## What you have to do
Determine how many lines contain the string "Alan", then reply with that figure only.

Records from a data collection
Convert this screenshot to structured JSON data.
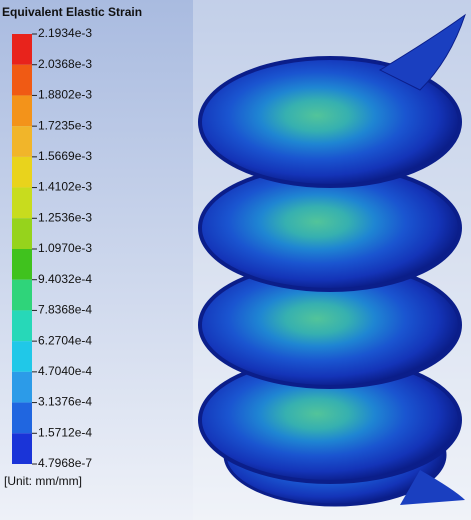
{
  "legend": {
    "title": "Equivalent Elastic Strain",
    "labels": [
      "2.1934e-3",
      "2.0368e-3",
      "1.8802e-3",
      "1.7235e-3",
      "1.5669e-3",
      "1.4102e-3",
      "1.2536e-3",
      "1.0970e-3",
      "9.4032e-4",
      "7.8368e-4",
      "6.2704e-4",
      "4.7040e-4",
      "3.1376e-4",
      "1.5712e-4",
      "4.7968e-7"
    ],
    "colors": [
      "#e8231c",
      "#f05a14",
      "#f3931a",
      "#f1b52a",
      "#e9d31c",
      "#c8dc1e",
      "#96d31c",
      "#40c21e",
      "#2fd47a",
      "#27d8b8",
      "#20c8e8",
      "#2c9be8",
      "#2066e0",
      "#1a34d8"
    ],
    "unit": "[Unit: mm/mm]"
  }
}
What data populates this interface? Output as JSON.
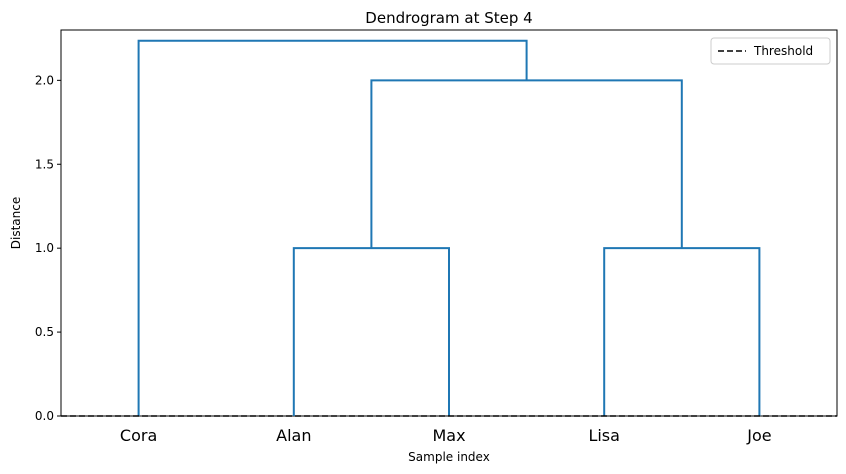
{
  "chart_data": {
    "type": "dendrogram",
    "title": "Dendrogram at Step 4",
    "xlabel": "Sample index",
    "ylabel": "Distance",
    "leaves": [
      "Cora",
      "Alan",
      "Max",
      "Lisa",
      "Joe"
    ],
    "ylim": [
      0,
      2.3
    ],
    "yticks": [
      "0.0",
      "0.5",
      "1.0",
      "1.5",
      "2.0"
    ],
    "merges": [
      {
        "left": "Alan",
        "right": "Max",
        "height": 1.0
      },
      {
        "left": "Lisa",
        "right": "Joe",
        "height": 1.0
      },
      {
        "left": "Alan+Max",
        "right": "Lisa+Joe",
        "height": 2.0
      },
      {
        "left": "Cora",
        "right": "Alan+Max+Lisa+Joe",
        "height": 2.236
      }
    ],
    "threshold": {
      "label": "Threshold",
      "value": 0.0,
      "style": "dashed"
    },
    "legend_position": "top-right",
    "colors": {
      "link": "#1f77b4",
      "threshold": "#000000"
    }
  }
}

## Correct answer
4